_Short exercise_.
Set down the full listing exactly as given. Any pictures are to be left out.

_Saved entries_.
——————

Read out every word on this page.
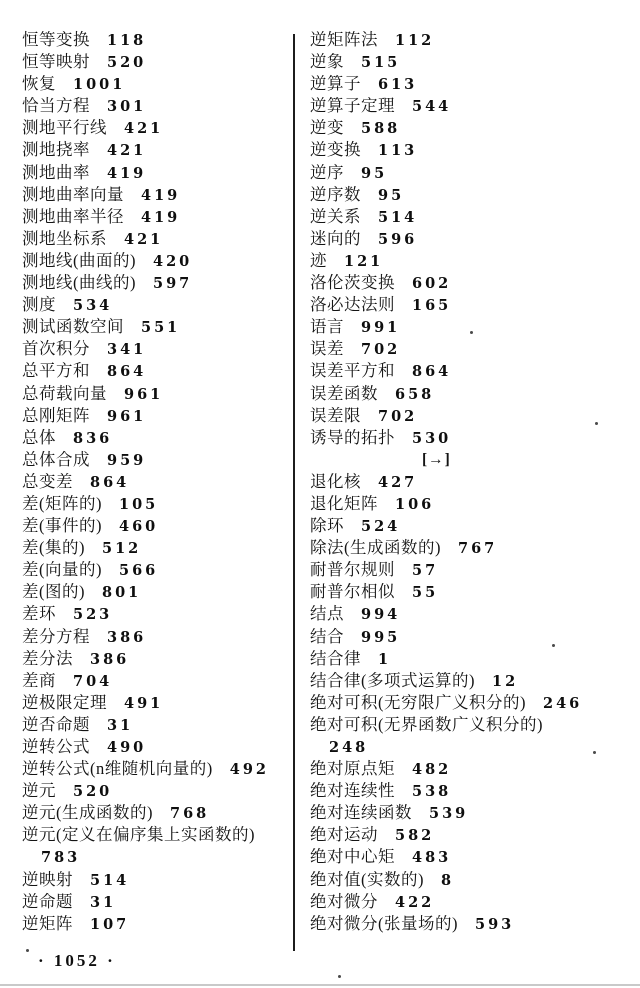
恒等变换 118
恒等映射 520
恢复 1001
恰当方程 301
测地平行线 421
测地挠率 421
测地曲率 419
测地曲率向量 419
测地曲率半径 419
测地坐标系 421
测地线(曲面的) 420
测地线(曲线的) 597
测度 534
测试函数空间 551
首次积分 341
总平方和 864
总荷载向量 961
总刚矩阵 961
总体 836
总体合成 959
总变差 864
差(矩阵的) 105
差(事件的) 460
差(集的) 512
差(向量的) 566
差(图的) 801
差环 523
差分方程 386
差分法 386
差商 704
逆极限定理 491
逆否命题 31
逆转公式 490
逆转公式(n维随机向量的) 492
逆元 520
逆元(生成函数的) 768
逆元(定义在偏序集上实函数的)
783
逆映射 514
逆命题 31
逆矩阵 107
逆矩阵法 112
逆象 515
逆算子 613
逆算子定理 544
逆变 588
逆变换 113
逆序 95
逆序数 95
逆关系 514
迷向的 596
迹 121
洛伦茨变换 602
洛必达法则 165
语言 991
误差 702
误差平方和 864
误差函数 658
误差限 702
诱导的拓扑 530
[→]
退化核 427
退化矩阵 106
除环 524
除法(生成函数的) 767
耐普尔规则 57
耐普尔相似 55
结点 994
结合 995
结合律 1
结合律(多项式运算的) 12
绝对可积(无穷限广义积分的) 246
绝对可积(无界函数广义积分的)
248
绝对原点矩 482
绝对连续性 538
绝对连续函数 539
绝对运动 582
绝对中心矩 483
绝对值(实数的) 8
绝对微分 422
绝对微分(张量场的) 593
· 1052 ·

——————

_Response_.
Read out every word on this page.
恒等变换 118
恒等映射 520
恢复 1001
恰当方程 301
测地平行线 421
测地挠率 421
测地曲率 419
测地曲率向量 419
测地曲率半径 419
测地坐标系 421
测地线(曲面的) 420
测地线(曲线的) 597
测度 534
测试函数空间 551
首次积分 341
总平方和 864
总荷载向量 961
总刚矩阵 961
总体 836
总体合成 959
总变差 864
差(矩阵的) 105
差(事件的) 460
差(集的) 512
差(向量的) 566
差(图的) 801
差环 523
差分方程 386
差分法 386
差商 704
逆极限定理 491
逆否命题 31
逆转公式 490
逆转公式(n维随机向量的) 492
逆元 520
逆元(生成函数的) 768
逆元(定义在偏序集上实函数的)
783
逆映射 514
逆命题 31
逆矩阵 107
逆矩阵法 112
逆象 515
逆算子 613
逆算子定理 544
逆变 588
逆变换 113
逆序 95
逆序数 95
逆关系 514
迷向的 596
迹 121
洛伦茨变换 602
洛必达法则 165
语言 991
误差 702
误差平方和 864
误差函数 658
误差限 702
诱导的拓扑 530
[→]
退化核 427
退化矩阵 106
除环 524
除法(生成函数的) 767
耐普尔规则 57
耐普尔相似 55
结点 994
结合 995
结合律 1
结合律(多项式运算的) 12
绝对可积(无穷限广义积分的) 246
绝对可积(无界函数广义积分的)
248
绝对原点矩 482
绝对连续性 538
绝对连续函数 539
绝对运动 582
绝对中心矩 483
绝对值(实数的) 8
绝对微分 422
绝对微分(张量场的) 593
· 1052 ·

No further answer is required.